TASK DIRECTIONS
Output the data below in full, byte for byte. Nothing may differ.

● ● ● ● ●

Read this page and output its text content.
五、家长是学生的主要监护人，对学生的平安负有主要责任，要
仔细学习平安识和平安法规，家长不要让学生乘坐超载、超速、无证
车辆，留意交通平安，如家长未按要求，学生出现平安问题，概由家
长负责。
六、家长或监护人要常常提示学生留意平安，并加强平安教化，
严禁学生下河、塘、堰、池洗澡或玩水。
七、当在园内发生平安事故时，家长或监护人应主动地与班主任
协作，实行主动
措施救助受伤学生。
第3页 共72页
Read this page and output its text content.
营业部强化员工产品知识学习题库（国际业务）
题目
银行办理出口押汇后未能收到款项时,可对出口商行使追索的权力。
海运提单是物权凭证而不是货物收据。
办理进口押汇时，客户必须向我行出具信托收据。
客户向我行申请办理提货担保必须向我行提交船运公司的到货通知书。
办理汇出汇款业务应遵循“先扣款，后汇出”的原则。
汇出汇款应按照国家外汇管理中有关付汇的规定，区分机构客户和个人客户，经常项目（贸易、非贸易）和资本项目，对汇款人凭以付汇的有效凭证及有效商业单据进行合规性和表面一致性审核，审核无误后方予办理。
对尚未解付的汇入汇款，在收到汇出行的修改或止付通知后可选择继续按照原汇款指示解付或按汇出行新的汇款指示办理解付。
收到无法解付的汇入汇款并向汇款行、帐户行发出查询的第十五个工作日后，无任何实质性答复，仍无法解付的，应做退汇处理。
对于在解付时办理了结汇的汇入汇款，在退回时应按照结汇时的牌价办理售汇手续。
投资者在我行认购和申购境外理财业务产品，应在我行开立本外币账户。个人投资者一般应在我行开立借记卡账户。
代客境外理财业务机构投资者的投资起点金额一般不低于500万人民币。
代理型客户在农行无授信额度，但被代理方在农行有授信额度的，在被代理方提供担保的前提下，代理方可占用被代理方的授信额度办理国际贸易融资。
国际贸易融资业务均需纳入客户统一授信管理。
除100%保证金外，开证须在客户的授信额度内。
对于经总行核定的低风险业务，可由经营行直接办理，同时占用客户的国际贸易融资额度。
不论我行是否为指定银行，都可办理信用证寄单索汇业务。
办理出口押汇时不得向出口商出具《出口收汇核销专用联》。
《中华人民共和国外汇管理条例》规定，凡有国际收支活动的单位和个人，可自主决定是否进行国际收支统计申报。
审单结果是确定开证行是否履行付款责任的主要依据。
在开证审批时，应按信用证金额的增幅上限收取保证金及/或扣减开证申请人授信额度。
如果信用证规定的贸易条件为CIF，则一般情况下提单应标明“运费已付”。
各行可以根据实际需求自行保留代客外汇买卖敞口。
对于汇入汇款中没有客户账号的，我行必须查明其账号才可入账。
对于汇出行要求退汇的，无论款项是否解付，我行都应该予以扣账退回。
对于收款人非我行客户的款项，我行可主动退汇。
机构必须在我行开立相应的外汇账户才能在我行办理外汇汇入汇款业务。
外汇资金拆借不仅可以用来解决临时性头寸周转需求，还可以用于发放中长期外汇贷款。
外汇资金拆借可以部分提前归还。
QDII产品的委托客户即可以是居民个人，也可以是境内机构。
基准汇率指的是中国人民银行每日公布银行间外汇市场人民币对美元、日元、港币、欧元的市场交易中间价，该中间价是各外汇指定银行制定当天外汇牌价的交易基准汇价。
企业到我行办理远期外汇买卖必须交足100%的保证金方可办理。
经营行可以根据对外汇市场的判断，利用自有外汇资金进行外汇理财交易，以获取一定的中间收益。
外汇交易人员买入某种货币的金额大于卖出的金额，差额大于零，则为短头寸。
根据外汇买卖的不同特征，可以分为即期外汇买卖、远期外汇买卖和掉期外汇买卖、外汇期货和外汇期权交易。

● ● ● ● ●

WRITTEN REPLY
Read this page and output its text content.
五、家长是学生的主要监护人，对学生的平安负有主要责任，要
仔细学习平安识和平安法规，家长不要让学生乘坐超载、超速、无证
车辆，留意交通平安，如家长未按要求，学生出现平安问题，概由家
长负责。
六、家长或监护人要常常提示学生留意平安，并加强平安教化，
严禁学生下河、塘、堰、池洗澡或玩水。
七、当在园内发生平安事故时，家长或监护人应主动地与班主任
协作，实行主动
措施救助受伤学生。
第3页 共72页
Read this page and output its text content.
营业部强化员工产品知识学习题库（国际业务）
题目
银行办理出口押汇后未能收到款项时,可对出口商行使追索的权力。
海运提单是物权凭证而不是货物收据。
办理进口押汇时，客户必须向我行出具信托收据。
客户向我行申请办理提货担保必须向我行提交船运公司的到货通知书。
办理汇出汇款业务应遵循“先扣款，后汇出”的原则。
汇出汇款应按照国家外汇管理中有关付汇的规定，区分机构客户和个人客户，经常项目（贸易、非贸易）和资本项目，对汇款人凭以付汇的有效凭证及有效商业单据进行合规性和表面一致性审核，审核无误后方予办理。
对尚未解付的汇入汇款，在收到汇出行的修改或止付通知后可选择继续按照原汇款指示解付或按汇出行新的汇款指示办理解付。
收到无法解付的汇入汇款并向汇款行、帐户行发出查询的第十五个工作日后，无任何实质性答复，仍无法解付的，应做退汇处理。
对于在解付时办理了结汇的汇入汇款，在退回时应按照结汇时的牌价办理售汇手续。
投资者在我行认购和申购境外理财业务产品，应在我行开立本外币账户。个人投资者一般应在我行开立借记卡账户。
代客境外理财业务机构投资者的投资起点金额一般不低于500万人民币。
代理型客户在农行无授信额度，但被代理方在农行有授信额度的，在被代理方提供担保的前提下，代理方可占用被代理方的授信额度办理国际贸易融资。
国际贸易融资业务均需纳入客户统一授信管理。
除100%保证金外，开证须在客户的授信额度内。
对于经总行核定的低风险业务，可由经营行直接办理，同时占用客户的国际贸易融资额度。
不论我行是否为指定银行，都可办理信用证寄单索汇业务。
办理出口押汇时不得向出口商出具《出口收汇核销专用联》。
《中华人民共和国外汇管理条例》规定，凡有国际收支活动的单位和个人，可自主决定是否进行国际收支统计申报。
审单结果是确定开证行是否履行付款责任的主要依据。
在开证审批时，应按信用证金额的增幅上限收取保证金及/或扣减开证申请人授信额度。
如果信用证规定的贸易条件为CIF，则一般情况下提单应标明“运费已付”。
各行可以根据实际需求自行保留代客外汇买卖敞口。
对于汇入汇款中没有客户账号的，我行必须查明其账号才可入账。
对于汇出行要求退汇的，无论款项是否解付，我行都应该予以扣账退回。
对于收款人非我行客户的款项，我行可主动退汇。
机构必须在我行开立相应的外汇账户才能在我行办理外汇汇入汇款业务。
外汇资金拆借不仅可以用来解决临时性头寸周转需求，还可以用于发放中长期外汇贷款。
外汇资金拆借可以部分提前归还。
QDII产品的委托客户即可以是居民个人，也可以是境内机构。
基准汇率指的是中国人民银行每日公布银行间外汇市场人民币对美元、日元、港币、欧元的市场交易中间价，该中间价是各外汇指定银行制定当天外汇牌价的交易基准汇价。
企业到我行办理远期外汇买卖必须交足100%的保证金方可办理。
经营行可以根据对外汇市场的判断，利用自有外汇资金进行外汇理财交易，以获取一定的中间收益。
外汇交易人员买入某种货币的金额大于卖出的金额，差额大于零，则为短头寸。
根据外汇买卖的不同特征，可以分为即期外汇买卖、远期外汇买卖和掉期外汇买卖、外汇期货和外汇期权交易。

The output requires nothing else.